▸ Problem details
Transcribe each line exactly.

▸ Task data
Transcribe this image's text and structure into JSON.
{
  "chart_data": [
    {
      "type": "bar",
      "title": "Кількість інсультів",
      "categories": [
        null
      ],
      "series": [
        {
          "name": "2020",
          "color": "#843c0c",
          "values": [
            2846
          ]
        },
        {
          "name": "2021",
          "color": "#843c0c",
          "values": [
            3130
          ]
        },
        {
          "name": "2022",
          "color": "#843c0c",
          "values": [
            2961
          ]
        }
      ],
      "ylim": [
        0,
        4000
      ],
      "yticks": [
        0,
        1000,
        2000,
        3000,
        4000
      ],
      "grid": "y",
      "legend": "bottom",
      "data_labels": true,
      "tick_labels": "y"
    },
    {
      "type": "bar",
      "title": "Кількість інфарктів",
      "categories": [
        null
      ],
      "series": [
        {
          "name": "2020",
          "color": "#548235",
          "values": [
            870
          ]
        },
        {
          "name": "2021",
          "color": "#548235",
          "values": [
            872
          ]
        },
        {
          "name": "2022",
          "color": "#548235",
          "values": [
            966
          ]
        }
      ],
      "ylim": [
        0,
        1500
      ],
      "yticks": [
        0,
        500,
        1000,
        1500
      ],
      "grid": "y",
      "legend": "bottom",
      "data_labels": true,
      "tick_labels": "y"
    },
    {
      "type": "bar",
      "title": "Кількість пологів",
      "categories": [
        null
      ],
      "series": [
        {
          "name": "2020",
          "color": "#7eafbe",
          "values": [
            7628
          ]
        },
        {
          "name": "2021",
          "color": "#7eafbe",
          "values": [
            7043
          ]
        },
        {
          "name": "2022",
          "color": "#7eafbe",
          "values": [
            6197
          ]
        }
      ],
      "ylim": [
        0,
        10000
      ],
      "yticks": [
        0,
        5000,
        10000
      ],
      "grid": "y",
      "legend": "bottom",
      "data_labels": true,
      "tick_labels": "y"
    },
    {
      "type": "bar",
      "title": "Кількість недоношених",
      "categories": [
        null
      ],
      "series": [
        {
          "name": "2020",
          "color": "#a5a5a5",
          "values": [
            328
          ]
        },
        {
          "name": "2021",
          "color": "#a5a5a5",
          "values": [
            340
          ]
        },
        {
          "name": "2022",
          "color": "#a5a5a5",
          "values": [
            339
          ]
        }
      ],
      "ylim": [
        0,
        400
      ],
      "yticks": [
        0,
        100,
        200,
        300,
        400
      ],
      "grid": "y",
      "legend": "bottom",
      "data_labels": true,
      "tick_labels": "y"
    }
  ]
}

▸ Written answer
Transcribe this image's text and structure into JSON.
{
  "chart_data": [
    {
      "type": "bar",
      "title": "Кількість інсультів",
      "categories": [
        null
      ],
      "series": [
        {
          "name": "2020",
          "color": "#843c0c",
          "values": [
            2846
          ]
        },
        {
          "name": "2021",
          "color": "#843c0c",
          "values": [
            3130
          ]
        },
        {
          "name": "2022",
          "color": "#843c0c",
          "values": [
            2961
          ]
        }
      ],
      "ylim": [
        0,
        4000
      ],
      "yticks": [
        0,
        1000,
        2000,
        3000,
        4000
      ],
      "grid": "y",
      "legend": "bottom",
      "data_labels": true,
      "tick_labels": "y"
    },
    {
      "type": "bar",
      "title": "Кількість інфарктів",
      "categories": [
        null
      ],
      "series": [
        {
          "name": "2020",
          "color": "#548235",
          "values": [
            870
          ]
        },
        {
          "name": "2021",
          "color": "#548235",
          "values": [
            872
          ]
        },
        {
          "name": "2022",
          "color": "#548235",
          "values": [
            966
          ]
        }
      ],
      "ylim": [
        0,
        1500
      ],
      "yticks": [
        0,
        500,
        1000,
        1500
      ],
      "grid": "y",
      "legend": "bottom",
      "data_labels": true,
      "tick_labels": "y"
    },
    {
      "type": "bar",
      "title": "Кількість пологів",
      "categories": [
        null
      ],
      "series": [
        {
          "name": "2020",
          "color": "#7eafbe",
          "values": [
            7628
          ]
        },
        {
          "name": "2021",
          "color": "#7eafbe",
          "values": [
            7043
          ]
        },
        {
          "name": "2022",
          "color": "#7eafbe",
          "values": [
            6197
          ]
        }
      ],
      "ylim": [
        0,
        10000
      ],
      "yticks": [
        0,
        5000,
        10000
      ],
      "grid": "y",
      "legend": "bottom",
      "data_labels": true,
      "tick_labels": "y"
    },
    {
      "type": "bar",
      "title": "Кількість недоношених",
      "categories": [
        null
      ],
      "series": [
        {
          "name": "2020",
          "color": "#a5a5a5",
          "values": [
            328
          ]
        },
        {
          "name": "2021",
          "color": "#a5a5a5",
          "values": [
            340
          ]
        },
        {
          "name": "2022",
          "color": "#a5a5a5",
          "values": [
            339
          ]
        }
      ],
      "ylim": [
        0,
        400
      ],
      "yticks": [
        0,
        100,
        200,
        300,
        400
      ],
      "grid": "y",
      "legend": "bottom",
      "data_labels": true,
      "tick_labels": "y"
    }
  ]
}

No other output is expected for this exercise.